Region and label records
• • • • •
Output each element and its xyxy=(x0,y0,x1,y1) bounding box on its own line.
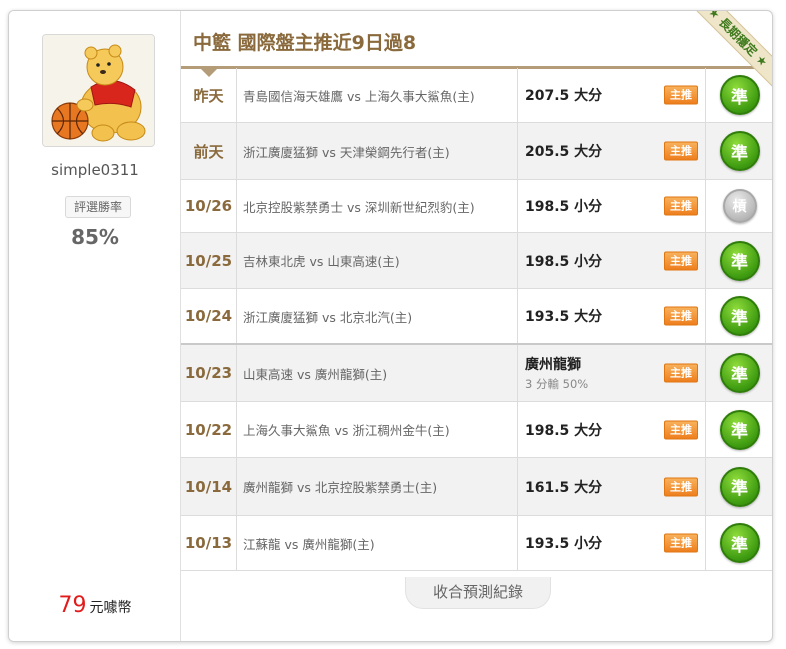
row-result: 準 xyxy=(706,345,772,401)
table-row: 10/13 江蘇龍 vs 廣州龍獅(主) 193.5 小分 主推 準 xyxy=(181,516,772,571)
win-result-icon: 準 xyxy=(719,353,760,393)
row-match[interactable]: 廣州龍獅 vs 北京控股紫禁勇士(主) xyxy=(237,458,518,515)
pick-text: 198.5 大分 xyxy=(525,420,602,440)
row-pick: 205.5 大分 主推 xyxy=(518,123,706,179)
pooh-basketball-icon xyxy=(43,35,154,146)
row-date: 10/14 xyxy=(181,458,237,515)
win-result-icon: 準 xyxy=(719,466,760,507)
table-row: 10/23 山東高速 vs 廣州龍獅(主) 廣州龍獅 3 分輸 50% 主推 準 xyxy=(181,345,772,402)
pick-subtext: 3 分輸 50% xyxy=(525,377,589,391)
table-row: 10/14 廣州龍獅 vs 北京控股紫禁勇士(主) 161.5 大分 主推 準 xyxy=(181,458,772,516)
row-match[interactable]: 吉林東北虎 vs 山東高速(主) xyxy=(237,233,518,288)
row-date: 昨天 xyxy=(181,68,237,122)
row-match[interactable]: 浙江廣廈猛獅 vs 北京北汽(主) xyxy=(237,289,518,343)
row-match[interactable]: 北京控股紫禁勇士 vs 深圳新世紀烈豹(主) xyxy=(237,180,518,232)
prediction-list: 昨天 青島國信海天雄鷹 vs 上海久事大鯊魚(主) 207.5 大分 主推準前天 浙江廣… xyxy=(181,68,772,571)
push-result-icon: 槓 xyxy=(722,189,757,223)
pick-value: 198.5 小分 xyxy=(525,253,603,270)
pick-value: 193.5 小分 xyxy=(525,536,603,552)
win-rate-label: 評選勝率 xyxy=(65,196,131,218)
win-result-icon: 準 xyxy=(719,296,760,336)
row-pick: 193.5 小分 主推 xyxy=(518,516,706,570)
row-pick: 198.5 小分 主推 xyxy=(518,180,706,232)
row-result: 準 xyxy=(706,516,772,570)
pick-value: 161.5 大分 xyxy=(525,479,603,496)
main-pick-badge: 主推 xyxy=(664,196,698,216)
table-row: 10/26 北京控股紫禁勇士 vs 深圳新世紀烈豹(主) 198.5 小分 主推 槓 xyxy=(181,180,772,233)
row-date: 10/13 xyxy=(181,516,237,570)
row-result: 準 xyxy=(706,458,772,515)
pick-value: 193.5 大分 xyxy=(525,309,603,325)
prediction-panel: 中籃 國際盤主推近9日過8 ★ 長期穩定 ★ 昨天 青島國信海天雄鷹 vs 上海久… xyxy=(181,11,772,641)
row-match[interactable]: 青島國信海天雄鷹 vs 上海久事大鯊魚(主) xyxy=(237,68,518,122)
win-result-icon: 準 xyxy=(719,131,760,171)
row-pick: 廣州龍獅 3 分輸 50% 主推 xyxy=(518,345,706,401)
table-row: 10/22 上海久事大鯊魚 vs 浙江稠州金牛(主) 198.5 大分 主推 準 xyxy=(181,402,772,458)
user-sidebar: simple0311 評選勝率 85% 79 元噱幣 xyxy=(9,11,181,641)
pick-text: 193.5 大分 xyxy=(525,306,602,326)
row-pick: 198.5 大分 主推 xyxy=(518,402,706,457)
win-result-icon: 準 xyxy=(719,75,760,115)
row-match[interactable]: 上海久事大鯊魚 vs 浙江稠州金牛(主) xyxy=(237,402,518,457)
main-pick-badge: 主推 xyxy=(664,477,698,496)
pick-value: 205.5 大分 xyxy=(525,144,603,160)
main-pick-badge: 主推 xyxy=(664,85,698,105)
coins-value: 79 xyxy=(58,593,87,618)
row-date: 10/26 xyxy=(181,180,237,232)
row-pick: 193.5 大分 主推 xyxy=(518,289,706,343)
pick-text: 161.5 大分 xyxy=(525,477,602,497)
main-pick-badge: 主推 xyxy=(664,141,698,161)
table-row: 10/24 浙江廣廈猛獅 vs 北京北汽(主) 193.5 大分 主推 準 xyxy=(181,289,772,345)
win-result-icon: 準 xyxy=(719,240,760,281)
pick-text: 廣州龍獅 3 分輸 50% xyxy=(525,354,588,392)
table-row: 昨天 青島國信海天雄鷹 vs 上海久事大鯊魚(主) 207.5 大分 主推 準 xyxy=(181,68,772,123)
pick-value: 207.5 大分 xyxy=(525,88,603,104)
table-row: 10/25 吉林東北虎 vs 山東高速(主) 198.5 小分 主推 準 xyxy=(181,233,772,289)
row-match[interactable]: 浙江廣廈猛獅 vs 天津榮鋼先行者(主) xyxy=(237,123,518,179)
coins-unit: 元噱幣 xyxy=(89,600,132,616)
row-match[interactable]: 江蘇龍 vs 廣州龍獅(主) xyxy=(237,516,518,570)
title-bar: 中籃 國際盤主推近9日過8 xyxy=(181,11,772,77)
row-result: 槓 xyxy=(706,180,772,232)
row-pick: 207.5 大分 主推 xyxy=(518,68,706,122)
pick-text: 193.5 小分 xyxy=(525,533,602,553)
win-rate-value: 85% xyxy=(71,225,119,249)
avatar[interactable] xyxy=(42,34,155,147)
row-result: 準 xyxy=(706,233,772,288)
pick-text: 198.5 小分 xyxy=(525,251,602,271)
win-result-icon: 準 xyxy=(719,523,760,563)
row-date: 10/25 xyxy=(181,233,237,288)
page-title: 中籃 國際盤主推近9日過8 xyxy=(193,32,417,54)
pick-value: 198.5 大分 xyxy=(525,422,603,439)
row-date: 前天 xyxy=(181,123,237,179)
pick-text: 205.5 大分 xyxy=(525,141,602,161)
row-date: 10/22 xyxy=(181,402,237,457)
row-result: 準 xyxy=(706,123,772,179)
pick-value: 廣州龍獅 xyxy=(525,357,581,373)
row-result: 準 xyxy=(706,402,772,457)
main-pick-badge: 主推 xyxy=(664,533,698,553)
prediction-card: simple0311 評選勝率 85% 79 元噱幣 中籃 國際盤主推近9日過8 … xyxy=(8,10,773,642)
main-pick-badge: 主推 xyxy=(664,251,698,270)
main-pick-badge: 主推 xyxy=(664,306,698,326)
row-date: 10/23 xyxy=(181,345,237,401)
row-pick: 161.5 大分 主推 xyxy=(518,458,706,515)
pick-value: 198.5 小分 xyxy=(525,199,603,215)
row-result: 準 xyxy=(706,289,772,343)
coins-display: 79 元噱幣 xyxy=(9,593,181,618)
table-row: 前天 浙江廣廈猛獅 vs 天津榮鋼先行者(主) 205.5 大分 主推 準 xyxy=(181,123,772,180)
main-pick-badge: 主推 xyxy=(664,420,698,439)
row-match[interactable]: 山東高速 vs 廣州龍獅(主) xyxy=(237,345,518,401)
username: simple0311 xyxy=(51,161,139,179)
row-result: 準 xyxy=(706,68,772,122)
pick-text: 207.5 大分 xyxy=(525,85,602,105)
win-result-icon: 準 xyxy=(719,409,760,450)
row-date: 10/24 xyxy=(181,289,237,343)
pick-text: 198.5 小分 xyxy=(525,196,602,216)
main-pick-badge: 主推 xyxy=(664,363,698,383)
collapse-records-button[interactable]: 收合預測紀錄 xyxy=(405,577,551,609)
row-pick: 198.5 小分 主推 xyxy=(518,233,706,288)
• • • • •
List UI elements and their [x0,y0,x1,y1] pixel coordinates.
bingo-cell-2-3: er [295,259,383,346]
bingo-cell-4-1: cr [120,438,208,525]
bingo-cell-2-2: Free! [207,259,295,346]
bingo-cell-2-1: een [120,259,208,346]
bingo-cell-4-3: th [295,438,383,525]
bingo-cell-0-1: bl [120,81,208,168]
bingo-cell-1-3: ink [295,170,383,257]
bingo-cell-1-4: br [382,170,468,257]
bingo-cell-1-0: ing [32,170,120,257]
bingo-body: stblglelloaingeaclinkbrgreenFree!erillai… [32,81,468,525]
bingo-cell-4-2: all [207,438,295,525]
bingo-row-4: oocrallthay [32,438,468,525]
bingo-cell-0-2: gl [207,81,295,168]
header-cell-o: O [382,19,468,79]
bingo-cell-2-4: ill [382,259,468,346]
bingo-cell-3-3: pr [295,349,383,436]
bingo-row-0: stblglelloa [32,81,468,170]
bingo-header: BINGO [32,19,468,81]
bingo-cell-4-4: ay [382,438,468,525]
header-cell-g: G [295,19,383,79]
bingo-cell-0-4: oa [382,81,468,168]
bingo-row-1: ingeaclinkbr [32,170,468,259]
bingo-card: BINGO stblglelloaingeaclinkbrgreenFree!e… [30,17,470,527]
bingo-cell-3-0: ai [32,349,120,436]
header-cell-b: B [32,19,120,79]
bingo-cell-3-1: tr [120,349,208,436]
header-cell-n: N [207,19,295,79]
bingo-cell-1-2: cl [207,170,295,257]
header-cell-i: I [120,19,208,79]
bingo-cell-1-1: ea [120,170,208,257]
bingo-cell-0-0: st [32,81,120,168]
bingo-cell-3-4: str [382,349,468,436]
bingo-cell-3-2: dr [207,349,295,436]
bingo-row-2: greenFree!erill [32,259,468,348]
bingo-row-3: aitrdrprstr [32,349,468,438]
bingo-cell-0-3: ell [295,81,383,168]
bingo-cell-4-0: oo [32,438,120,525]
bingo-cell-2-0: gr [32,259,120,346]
• • • • •
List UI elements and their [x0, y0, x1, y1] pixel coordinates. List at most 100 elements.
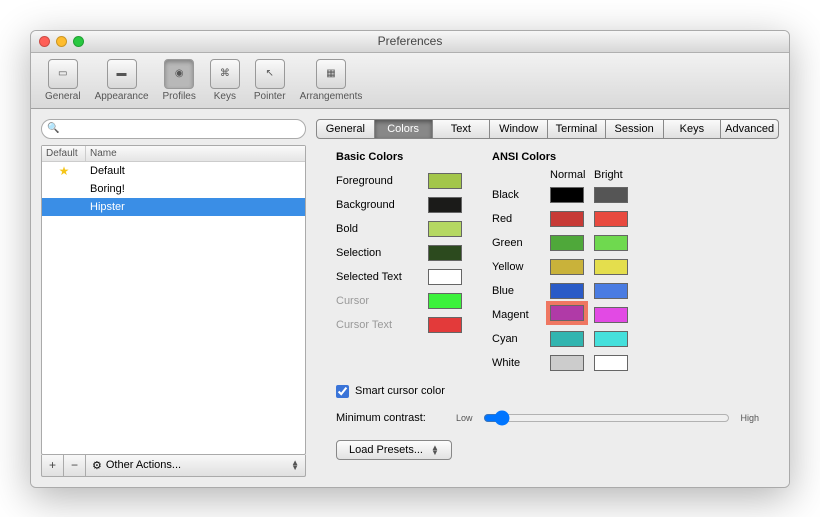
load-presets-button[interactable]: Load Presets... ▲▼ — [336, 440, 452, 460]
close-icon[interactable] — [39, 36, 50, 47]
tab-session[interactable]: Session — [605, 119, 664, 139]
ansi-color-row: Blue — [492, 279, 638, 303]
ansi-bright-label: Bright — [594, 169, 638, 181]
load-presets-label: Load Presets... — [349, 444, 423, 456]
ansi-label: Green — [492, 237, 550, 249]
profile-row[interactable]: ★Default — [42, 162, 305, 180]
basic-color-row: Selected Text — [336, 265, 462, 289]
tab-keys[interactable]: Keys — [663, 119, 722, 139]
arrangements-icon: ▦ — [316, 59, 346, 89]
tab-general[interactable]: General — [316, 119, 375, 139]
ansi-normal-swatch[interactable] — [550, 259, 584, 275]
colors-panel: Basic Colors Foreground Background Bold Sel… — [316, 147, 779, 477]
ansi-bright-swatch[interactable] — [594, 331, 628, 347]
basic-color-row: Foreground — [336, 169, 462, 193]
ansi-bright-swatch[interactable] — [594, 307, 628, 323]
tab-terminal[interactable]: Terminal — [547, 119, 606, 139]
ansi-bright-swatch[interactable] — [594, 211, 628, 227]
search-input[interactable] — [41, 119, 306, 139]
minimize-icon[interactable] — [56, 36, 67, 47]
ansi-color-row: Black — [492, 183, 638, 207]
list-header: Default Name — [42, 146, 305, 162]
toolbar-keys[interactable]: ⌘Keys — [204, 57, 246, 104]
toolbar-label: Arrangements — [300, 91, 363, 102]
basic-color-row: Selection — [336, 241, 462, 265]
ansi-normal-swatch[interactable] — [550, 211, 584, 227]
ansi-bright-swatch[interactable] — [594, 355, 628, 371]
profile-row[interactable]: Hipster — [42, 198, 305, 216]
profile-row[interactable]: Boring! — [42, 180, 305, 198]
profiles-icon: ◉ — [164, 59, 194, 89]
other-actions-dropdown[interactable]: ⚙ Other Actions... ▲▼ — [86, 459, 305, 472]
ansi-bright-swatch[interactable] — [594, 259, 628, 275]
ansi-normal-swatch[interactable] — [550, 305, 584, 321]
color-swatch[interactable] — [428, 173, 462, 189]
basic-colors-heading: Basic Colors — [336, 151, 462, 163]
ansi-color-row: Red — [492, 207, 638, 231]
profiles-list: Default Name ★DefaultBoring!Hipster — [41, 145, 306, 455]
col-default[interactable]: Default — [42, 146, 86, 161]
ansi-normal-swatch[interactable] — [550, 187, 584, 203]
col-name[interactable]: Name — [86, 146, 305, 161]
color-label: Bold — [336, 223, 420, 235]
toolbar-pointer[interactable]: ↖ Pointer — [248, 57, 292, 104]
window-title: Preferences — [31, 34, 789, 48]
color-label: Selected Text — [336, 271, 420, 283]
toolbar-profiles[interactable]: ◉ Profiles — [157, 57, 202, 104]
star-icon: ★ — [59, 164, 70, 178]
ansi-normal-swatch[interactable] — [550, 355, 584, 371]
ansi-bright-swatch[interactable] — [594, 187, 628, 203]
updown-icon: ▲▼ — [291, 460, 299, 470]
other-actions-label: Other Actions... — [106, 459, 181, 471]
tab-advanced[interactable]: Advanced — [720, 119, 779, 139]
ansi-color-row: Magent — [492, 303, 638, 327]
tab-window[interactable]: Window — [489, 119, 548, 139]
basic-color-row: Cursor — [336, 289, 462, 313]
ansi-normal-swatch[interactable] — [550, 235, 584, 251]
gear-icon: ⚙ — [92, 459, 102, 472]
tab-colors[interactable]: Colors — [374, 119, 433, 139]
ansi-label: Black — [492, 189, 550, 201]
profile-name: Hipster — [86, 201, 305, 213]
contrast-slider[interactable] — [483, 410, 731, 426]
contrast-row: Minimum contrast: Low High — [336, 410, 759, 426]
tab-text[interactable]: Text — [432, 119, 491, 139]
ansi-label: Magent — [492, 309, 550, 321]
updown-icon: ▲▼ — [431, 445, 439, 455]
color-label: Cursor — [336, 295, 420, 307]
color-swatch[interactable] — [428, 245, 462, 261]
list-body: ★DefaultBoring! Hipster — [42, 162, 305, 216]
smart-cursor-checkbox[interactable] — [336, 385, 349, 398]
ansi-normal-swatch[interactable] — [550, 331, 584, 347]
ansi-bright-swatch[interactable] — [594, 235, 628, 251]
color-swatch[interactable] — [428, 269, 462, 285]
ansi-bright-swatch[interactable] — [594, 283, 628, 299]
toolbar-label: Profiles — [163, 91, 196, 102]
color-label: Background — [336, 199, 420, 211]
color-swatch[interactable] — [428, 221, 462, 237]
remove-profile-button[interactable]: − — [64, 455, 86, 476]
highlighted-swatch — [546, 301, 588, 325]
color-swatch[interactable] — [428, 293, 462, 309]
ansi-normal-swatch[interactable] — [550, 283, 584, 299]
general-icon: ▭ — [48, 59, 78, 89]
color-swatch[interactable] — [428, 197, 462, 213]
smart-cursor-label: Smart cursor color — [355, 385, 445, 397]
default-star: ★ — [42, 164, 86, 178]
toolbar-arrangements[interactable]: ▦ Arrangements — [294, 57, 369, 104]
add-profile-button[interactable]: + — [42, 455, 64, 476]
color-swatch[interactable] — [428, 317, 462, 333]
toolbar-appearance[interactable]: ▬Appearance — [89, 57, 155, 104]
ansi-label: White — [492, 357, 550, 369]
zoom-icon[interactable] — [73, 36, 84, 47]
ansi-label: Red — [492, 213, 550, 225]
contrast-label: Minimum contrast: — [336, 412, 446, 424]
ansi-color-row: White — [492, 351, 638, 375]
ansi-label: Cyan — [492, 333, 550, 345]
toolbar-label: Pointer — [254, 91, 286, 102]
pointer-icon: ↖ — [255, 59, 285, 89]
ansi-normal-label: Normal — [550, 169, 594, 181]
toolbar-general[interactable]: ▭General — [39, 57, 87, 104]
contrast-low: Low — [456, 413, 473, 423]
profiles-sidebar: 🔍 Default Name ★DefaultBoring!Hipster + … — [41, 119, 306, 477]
• • • • •
Task to carry out:
In the part of the records that opens with the line containing "row-result: 準 xyxy=(706,345,772,401)" and closes with the line containing "row-pick: 205.5 大分 主推 xyxy=(518,123,706,179)", swap "主推" for "推薦" wherever it occurs. Return only those lines, with everything else left unchanged.

Solved exercise:
row-result: 準 xyxy=(706,345,772,401)
table-row: 10/13 江蘇龍 vs 廣州龍獅(主) 193.5 小分 推薦 準 xyxy=(181,516,772,571)
win-result-icon: 準 xyxy=(719,353,760,393)
row-match[interactable]: 廣州龍獅 vs 北京控股紫禁勇士(主) xyxy=(237,458,518,515)
pick-text: 198.5 大分 xyxy=(525,420,602,440)
row-pick: 205.5 大分 推薦 xyxy=(518,123,706,179)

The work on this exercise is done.